▶ _Task data_

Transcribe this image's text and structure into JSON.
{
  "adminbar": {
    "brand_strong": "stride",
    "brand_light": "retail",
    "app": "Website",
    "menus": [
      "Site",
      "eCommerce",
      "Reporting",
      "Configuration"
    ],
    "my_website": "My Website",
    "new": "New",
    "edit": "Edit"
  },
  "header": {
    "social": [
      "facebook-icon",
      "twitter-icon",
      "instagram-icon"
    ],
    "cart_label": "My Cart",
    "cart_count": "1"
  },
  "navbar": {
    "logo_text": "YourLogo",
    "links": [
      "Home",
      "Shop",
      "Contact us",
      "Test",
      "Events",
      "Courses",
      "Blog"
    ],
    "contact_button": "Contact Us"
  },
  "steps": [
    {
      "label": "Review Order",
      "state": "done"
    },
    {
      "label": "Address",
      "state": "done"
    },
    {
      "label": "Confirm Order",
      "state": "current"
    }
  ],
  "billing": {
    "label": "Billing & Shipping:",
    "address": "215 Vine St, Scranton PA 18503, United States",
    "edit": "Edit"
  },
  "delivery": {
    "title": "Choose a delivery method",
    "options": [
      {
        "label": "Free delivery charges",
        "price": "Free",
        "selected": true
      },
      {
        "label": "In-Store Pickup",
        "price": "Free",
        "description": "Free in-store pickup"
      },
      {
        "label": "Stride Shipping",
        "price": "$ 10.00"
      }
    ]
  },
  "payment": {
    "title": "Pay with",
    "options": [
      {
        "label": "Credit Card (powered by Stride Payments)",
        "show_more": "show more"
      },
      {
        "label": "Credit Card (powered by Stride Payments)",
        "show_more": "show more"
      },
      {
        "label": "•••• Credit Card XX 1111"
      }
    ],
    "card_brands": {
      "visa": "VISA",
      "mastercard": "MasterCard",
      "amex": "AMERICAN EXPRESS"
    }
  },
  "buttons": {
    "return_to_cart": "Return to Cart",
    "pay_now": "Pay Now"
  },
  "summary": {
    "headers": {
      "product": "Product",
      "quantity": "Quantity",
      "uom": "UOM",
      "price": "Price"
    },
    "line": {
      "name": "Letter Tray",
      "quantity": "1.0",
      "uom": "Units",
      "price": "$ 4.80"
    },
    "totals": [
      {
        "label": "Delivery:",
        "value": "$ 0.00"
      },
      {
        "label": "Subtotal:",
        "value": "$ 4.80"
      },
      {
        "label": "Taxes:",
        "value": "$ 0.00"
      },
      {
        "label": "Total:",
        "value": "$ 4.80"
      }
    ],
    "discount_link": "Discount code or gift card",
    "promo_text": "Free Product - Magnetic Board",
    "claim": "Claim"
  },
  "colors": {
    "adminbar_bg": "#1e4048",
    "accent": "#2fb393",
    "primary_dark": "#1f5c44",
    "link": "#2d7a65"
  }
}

▶ _Short task_
Restate the data above exactly, keeping each word as it stands.

▶ _The response_
Transcribe this image's text and structure into JSON.
{
  "adminbar": {
    "brand_strong": "stride",
    "brand_light": "retail",
    "app": "Website",
    "menus": [
      "Site",
      "eCommerce",
      "Reporting",
      "Configuration"
    ],
    "my_website": "My Website",
    "new": "New",
    "edit": "Edit"
  },
  "header": {
    "social": [
      "facebook-icon",
      "twitter-icon",
      "instagram-icon"
    ],
    "cart_label": "My Cart",
    "cart_count": "1"
  },
  "navbar": {
    "logo_text": "YourLogo",
    "links": [
      "Home",
      "Shop",
      "Contact us",
      "Test",
      "Events",
      "Courses",
      "Blog"
    ],
    "contact_button": "Contact Us"
  },
  "steps": [
    {
      "label": "Review Order",
      "state": "done"
    },
    {
      "label": "Address",
      "state": "done"
    },
    {
      "label": "Confirm Order",
      "state": "current"
    }
  ],
  "billing": {
    "label": "Billing & Shipping:",
    "address": "215 Vine St, Scranton PA 18503, United States",
    "edit": "Edit"
  },
  "delivery": {
    "title": "Choose a delivery method",
    "options": [
      {
        "label": "Free delivery charges",
        "price": "Free",
        "selected": true
      },
      {
        "label": "In-Store Pickup",
        "price": "Free",
        "description": "Free in-store pickup"
      },
      {
        "label": "Stride Shipping",
        "price": "$ 10.00"
      }
    ]
  },
  "payment": {
    "title": "Pay with",
    "options": [
      {
        "label": "Credit Card (powered by Stride Payments)",
        "show_more": "show more"
      },
      {
        "label": "Credit Card (powered by Stride Payments)",
        "show_more": "show more"
      },
      {
        "label": "•••• Credit Card XX 1111"
      }
    ],
    "card_brands": {
      "visa": "VISA",
      "mastercard": "MasterCard",
      "amex": "AMERICAN EXPRESS"
    }
  },
  "buttons": {
    "return_to_cart": "Return to Cart",
    "pay_now": "Pay Now"
  },
  "summary": {
    "headers": {
      "product": "Product",
      "quantity": "Quantity",
      "uom": "UOM",
      "price": "Price"
    },
    "line": {
      "name": "Letter Tray",
      "quantity": "1.0",
      "uom": "Units",
      "price": "$ 4.80"
    },
    "totals": [
      {
        "label": "Delivery:",
        "value": "$ 0.00"
      },
      {
        "label": "Subtotal:",
        "value": "$ 4.80"
      },
      {
        "label": "Taxes:",
        "value": "$ 0.00"
      },
      {
        "label": "Total:",
        "value": "$ 4.80"
      }
    ],
    "discount_link": "Discount code or gift card",
    "promo_text": "Free Product - Magnetic Board",
    "claim": "Claim"
  },
  "colors": {
    "adminbar_bg": "#1e4048",
    "accent": "#2fb393",
    "primary_dark": "#1f5c44",
    "link": "#2d7a65"
  }
}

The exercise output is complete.